## START PAGE TEXT
Encouraging Resilience

One of the better trends in the last decade of caring for children is the recognition that children need to develop resilience. In spite of our best efforts, all children will face setbacks and conflicts. They will be much better off if we spend our resources not on preventing all life difficulties but helping them learn how to bounce back.

Several mental health articles offer some interesting data about how we can help children exposed to adverse childhood experiences (ACEs). An older study of sexually abused girls had a small sample size but gathered information from in-depth interviews and testing. The study found that 56% of the girls exhibited measurable mental health issues, while 44% were within normal parameters. The latter group, classified as resilient, reported quite a few different positive factors. The study found that the best predictor of resilience was parental support.

Two recent reviews of current mental health literature offer some additional thoughts. The earlier study of the two found several individual factors, such as a child’s ability to self-regulate their emotions. In the area of family and community factors, family support again ranked as the factor most closely correlated to resilience. In one study of children in the full-time care of their grandparents, feeling loved and supported had an extremely high correlation with high emotional health. Outside the family, a positive relationship with a caring adult was a significant factor in resilience.

School factors that significantly correlated with resilience included high engagement in school academics and other activities, and a supportive school community. The latter seems to be a variant on the supportive non-family adult found in other studies.

The more recent systematic review found different factors associated with resilience at different ages. Some factors were associated with high resilience throughout a person’s life, such as family support, a positive family environment, and feelings of belonging to a community. Others seem to depend on the developmental stage of the child.
## END PAGE TEXT
## START MATERIAL PROVIDED
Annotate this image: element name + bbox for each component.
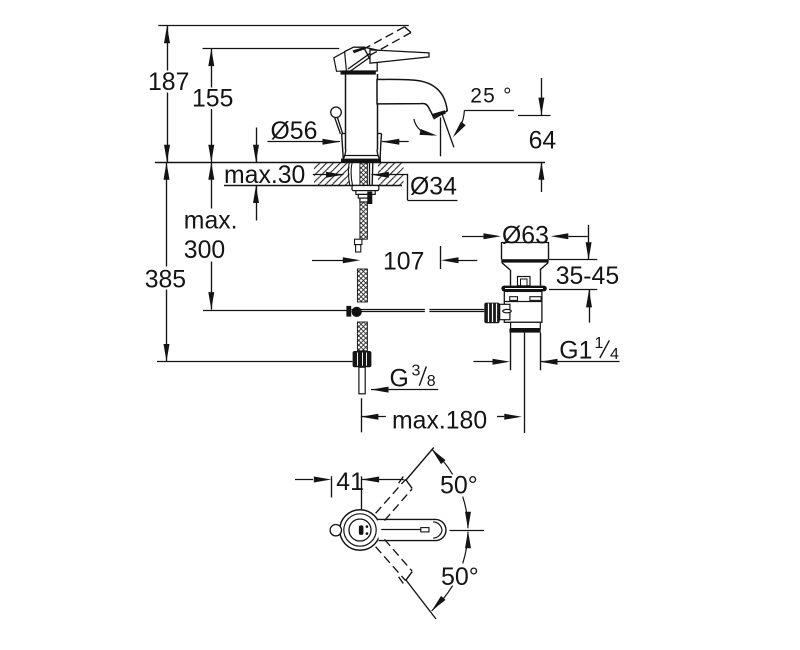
## END MATERIAL PROVIDED
**THE TASKS**
1. The article on encouraging resilience names factors tied to high resilience across a person's whole life. List every one of them.
2. In the resilience article, what did the older study of sexually abused girls find to be the best predictor of resilience?
3. Resume the article on encouraging resilience from its last sentence.

**RESPONSES PER TASK**
1.
- Family support
- A positive family environment
- Feelings of belonging to a community

2. Parental support.

3.
Only a few studies looked at resilience in children younger than 5, but the studies that exist indicate that caregiver warmth, emotional support, and cognitive stimulation were important predictors of resilience. For school-age children, the primary factors were parental engagement and pro-social behavior. Adolescents reported higher resilience when they also reported caregiver support, paternal acceptance, high engagement in school, and participation in sports and other extra-curricular activities.

Of course, none of these studies measured causation, so it is difficult to know what factors actually can help children and which merely co-exist. Nevertheless, it cannot hurt to promote attributes that are positively associated with resilience. To the extent that youth-serving organizations can provide opportunities to develop the attributes for their clientele, we may be able to increase resilience. Certainly, we can encourage it. Some factors, such as caregiver emotional support, may be beyond our direct control, but we can find ways to encourage and support the family. Similarly, child care centers can help children learn self-regulation, and after-school programs can encourage pro-social behavior.

None of these is a perfect solution, but with some thought, we can provide significant help to our clients who have suffered maltreatment.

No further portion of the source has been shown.